Sims_Functions.R

######################################################################
# Sim_Functions.R 
# R code for different data generating processes for simulated data 
######################################################################

#-------------------------------------------------------------------------------
#-------------------------------------------------------------------------------
# generate.data.wrapper: Function to generate synthetic data
# input: 
#   n: sample size (In our paper, we use 40, 100, 500)
#   effect: boolean flag to specify whether there is an effect or if the effect is NULL
#   sim: "contY" or "binY" to specify whether the outcome is continous or binary 
#     If continuous outcome, we use generate.cont.Y as the data generating process function 
#     If binary outcome, we use generate.bin.Y as the data generating process function 
#   stratify: Flag to specify stratified randomization or not
#   expt_type: Data Generating Process
#   verbose: Flag to print details of the simulation
#     
# output: 
#   returns the simulated data with the values for all covariates (W), treatment (A) and outcome (Y)
#-------------------------------------------------------------------------------
#-------------------------------------------------------------------------------
generate.data.wrapper <- function(n, effect, sim, stratify=F, expt_type, verbose=F){
  
  # Step 1: Generate the covariates and outcome for all treatment (A = 0, A = 1)
  if(sim == "contY"){
    full.data <- gen.data.contY(N = n, expt_type = expt_type, effect = effect, verbose = verbose)
  } else if(sim=='binY'){
      full.data <- gen.data.binY(N=n, expt_type = expt_type, effect=effect, verbose=verbose)
  } 
  
  if(stratify){
    # stratified randomization
    # if binary outcome, then need to discretize into a binary W1
    strata.var <- full.data$W1 > 0
    A <- rep(NA,n)
    n.W1 <- sum(strata.var)
    A[strata.var] <- sample(c(rep(1,ceiling(n.W1/2)), rep(0,ceiling(n.W1/2))))[1:n.W1]
    n.W0 <- sum(!strata.var)
    A[!strata.var] <- sample(c(rep(1,ceiling(n.W0/2)), rep(0,ceiling(n.W0/2))))[1:n.W0]
    full.data$A <- A

    # Print data after generation
    if(verbose) print( table(A))
    if(verbose) print( table(A, strata.var))
  } else{
    # Else sample for specified treatment
    full.data$A <-sample(c(rep(1,n/2), rep(0,n/2)))
  }
  # Generate observed and counterfactual outcome
  full.data$Y <- ifelse(full.data$A == 1, full.data$Y1, full.data$Y0)
  full.data$alpha <- 1
  full.data
}

#-------------------------------------------------------------------------------
#-------------------------------------------------------------------------------
# generate.data.wrapper: Function to generate synthetic data for continous Y
# input: 
#   N: sample size (In our paper, we use 40, 100, 500)

━━━━━━━━

Written task a: Locate every line of the listing that contains the string "value", treating uppercase and lowercase letters as distinct, and copy each such line.
The R code and the listing come from unrelated sources.

━━━━━━━━

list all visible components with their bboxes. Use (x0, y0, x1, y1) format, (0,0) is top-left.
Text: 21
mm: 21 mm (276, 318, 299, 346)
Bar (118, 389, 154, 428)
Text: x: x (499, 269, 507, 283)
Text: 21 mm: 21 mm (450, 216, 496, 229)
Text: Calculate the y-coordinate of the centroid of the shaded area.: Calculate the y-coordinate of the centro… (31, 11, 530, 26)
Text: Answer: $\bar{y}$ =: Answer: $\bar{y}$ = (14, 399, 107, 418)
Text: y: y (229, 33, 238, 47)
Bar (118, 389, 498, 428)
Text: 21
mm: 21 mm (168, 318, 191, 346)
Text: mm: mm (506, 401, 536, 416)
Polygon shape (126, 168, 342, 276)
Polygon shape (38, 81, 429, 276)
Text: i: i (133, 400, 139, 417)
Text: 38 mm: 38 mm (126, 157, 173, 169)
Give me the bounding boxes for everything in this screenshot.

━━━━━━━━

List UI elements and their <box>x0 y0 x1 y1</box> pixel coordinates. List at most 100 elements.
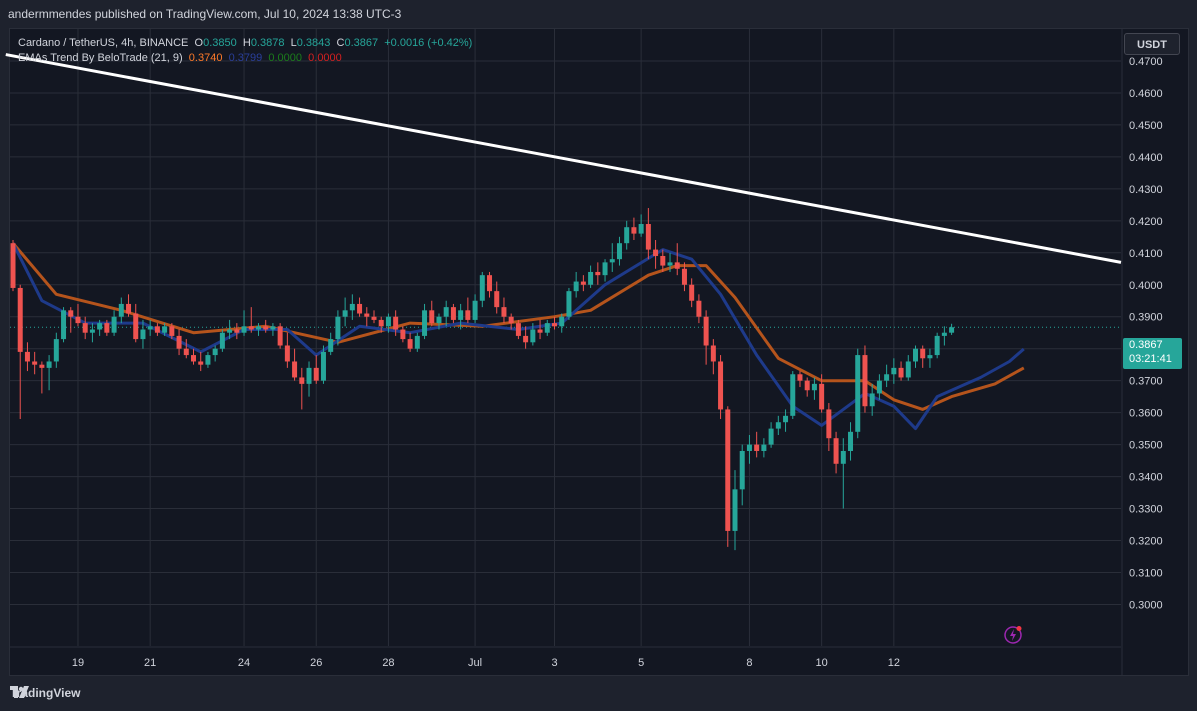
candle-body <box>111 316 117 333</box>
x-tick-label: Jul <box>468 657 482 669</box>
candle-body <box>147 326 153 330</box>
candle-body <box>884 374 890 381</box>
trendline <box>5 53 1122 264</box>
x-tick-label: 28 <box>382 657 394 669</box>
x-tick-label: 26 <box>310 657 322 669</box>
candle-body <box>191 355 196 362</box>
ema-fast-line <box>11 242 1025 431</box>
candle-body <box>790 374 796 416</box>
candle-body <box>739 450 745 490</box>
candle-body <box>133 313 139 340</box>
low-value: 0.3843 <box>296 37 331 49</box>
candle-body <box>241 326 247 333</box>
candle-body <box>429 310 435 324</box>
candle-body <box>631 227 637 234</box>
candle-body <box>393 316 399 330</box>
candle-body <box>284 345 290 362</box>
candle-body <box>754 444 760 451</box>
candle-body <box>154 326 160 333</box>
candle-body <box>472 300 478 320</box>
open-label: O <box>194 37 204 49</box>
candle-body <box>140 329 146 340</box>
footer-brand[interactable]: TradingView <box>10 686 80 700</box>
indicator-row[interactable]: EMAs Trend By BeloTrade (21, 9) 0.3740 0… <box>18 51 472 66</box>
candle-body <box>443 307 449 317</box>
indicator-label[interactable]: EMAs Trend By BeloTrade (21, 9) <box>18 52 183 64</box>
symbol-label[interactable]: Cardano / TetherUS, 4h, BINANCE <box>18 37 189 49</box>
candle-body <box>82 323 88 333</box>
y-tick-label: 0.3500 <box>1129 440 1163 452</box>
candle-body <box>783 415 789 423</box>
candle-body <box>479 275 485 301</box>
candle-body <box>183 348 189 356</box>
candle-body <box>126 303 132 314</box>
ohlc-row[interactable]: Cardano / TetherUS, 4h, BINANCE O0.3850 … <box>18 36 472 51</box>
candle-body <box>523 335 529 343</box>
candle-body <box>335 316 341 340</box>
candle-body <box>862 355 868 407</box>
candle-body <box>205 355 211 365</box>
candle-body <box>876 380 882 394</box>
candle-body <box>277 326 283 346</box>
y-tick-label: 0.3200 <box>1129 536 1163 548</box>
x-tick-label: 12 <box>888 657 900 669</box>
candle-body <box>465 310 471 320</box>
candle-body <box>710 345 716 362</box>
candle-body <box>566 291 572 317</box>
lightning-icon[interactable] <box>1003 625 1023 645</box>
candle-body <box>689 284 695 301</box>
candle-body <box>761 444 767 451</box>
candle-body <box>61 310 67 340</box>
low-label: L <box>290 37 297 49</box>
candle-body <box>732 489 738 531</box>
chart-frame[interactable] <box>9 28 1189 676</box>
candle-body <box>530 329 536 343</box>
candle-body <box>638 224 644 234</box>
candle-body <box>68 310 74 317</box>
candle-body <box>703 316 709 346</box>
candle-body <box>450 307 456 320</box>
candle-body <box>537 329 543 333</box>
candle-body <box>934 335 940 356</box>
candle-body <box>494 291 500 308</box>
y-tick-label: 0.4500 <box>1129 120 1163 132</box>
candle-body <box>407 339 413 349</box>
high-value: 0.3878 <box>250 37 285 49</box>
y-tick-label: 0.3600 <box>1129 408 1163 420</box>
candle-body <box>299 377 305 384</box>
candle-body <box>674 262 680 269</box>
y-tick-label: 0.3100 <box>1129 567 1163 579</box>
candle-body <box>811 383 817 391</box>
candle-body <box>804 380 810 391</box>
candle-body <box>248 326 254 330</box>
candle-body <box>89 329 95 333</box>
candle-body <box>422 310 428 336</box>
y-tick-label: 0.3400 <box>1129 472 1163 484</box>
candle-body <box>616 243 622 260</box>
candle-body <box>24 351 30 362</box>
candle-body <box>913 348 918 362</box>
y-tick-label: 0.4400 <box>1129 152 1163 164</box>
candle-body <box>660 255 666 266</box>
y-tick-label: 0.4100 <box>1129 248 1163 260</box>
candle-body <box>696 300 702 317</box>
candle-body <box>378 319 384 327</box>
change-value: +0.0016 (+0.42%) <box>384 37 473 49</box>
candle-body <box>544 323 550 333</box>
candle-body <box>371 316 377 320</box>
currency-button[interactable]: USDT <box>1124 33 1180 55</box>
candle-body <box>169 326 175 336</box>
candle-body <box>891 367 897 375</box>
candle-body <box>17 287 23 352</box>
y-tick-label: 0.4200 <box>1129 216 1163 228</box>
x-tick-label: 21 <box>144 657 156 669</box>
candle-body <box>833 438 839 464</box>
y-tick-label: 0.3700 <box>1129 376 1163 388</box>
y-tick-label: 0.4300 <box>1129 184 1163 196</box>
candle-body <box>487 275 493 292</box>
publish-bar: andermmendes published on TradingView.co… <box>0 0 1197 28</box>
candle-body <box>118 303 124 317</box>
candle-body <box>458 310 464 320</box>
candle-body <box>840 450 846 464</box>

━━━━━━━━

Written task b: Extend the R code for generating simulated data, continuing from its final line.

Task result a:
low-value: 0.3843 <box>296 37 331 49</box>
high-value: 0.3878 <box>250 37 285 49</box>
change-value: +0.0016 (+0.42%) <box>384 37 473 49</box>

Task result b:
#   expt_type: Data Generating Process
#     "linear_1": outcome is a simple linear function of the covariates (with different versions 1,2,3)
#     "multicollinear": outcome is a linear function of the covariates and interaction terms 
#     "squared": outcome is a squared function of the covariates
#     "polynomial": outcome is a higher order polynomial function of the covariates
#     "noisy_linear_1": outcome is a simple linear function of the covariates with additional noise terms (with different versions 1,2,3)
#     "noisy_multicollinear_cand1": outcome is a function of the covariates and interaction terms with additional noise terms (with different versions 1,2,3)
#     "noisy_squared": outcome is a squared function of the covariates with additional noise terms
#     "noisy_polynomial": outcome is a higher order polynomial function of the covariates with additional noise terms
#   verbose: Flag to print details of the simulation
#     
# output: 
#   returns the outcome data for both values of treatment Y0 (when A = 0) and Y1 (when A = 1)
#-------------------------------------------------------------------------------
#-------------------------------------------------------------------------------
gen.data.contY <- function(N, expt_type, effect, verbose=F){
  # Keep the covariates constant, and change the synthetic function 
  W1 <- rbinom(N,size=1, prob=0.5) 
  W2 <- rbinom(N, size=1, prob=plogis(0.2*W1)) 
  W3 <- runif(N, min=0, max=5) 
  W4 <- plogis(-2 +W1 + W2+ runif(N, 0, 2)) 
  W5 <- 1+ rbinom(N, size=3, p=0.3) 
  # random noise
  UY <- runif(N, min=0, max=.5)
  # more random noise 
  noise <- runif(N, min = 0, max = 1)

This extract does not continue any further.